• Task details:
Find out how many lines of the material contain the string "ФГОС" and give only that figure.

----------

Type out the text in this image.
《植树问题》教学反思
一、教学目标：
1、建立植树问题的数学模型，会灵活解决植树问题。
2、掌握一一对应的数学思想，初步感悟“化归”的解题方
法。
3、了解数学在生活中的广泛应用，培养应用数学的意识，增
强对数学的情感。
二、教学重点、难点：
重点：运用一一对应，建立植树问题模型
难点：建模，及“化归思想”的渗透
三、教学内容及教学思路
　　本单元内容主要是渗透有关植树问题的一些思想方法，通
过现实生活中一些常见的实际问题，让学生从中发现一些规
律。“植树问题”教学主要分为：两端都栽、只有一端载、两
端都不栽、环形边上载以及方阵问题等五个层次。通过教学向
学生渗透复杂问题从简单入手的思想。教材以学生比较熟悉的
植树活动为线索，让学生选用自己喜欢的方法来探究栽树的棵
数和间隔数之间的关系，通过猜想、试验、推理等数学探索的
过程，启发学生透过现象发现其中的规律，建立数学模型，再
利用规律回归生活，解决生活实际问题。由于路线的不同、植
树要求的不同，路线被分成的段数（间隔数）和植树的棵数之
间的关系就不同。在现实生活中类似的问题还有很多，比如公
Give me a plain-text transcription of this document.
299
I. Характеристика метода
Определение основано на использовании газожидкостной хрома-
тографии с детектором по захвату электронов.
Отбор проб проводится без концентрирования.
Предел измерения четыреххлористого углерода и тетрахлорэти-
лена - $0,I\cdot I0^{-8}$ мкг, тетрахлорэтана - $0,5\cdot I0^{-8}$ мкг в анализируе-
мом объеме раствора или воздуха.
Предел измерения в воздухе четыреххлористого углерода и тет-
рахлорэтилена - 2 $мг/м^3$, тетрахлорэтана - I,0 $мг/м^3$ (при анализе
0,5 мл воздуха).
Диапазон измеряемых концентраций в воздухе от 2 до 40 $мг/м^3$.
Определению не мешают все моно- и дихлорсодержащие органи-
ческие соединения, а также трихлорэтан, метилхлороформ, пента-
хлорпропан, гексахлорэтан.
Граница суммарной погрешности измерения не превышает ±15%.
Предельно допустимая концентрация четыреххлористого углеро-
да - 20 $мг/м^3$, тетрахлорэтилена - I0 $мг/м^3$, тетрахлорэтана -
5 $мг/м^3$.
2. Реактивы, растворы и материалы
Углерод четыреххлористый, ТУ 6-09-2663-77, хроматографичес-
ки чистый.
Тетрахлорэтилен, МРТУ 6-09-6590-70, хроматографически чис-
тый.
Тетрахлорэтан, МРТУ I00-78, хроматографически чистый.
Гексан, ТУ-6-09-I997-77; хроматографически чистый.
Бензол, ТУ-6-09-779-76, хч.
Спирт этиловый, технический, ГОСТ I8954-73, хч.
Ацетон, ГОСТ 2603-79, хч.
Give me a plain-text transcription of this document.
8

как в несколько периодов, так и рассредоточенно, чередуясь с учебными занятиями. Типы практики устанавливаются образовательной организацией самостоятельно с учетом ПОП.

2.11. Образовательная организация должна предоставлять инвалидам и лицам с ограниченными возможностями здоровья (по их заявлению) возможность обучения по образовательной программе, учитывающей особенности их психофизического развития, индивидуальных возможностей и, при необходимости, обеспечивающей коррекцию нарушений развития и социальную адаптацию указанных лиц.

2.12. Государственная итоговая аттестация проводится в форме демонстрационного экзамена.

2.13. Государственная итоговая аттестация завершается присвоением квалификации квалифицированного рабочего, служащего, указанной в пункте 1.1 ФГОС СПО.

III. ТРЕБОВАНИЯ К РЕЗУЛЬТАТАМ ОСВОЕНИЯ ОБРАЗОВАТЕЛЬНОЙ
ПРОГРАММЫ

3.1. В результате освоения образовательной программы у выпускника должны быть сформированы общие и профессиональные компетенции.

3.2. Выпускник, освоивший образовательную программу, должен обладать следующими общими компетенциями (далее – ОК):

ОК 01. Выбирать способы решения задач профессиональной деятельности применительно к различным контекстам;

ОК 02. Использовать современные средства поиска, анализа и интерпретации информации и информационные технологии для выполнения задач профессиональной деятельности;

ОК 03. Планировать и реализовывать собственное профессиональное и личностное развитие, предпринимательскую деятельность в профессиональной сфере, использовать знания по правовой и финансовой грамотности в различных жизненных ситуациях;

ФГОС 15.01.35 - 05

----------

• The output:
2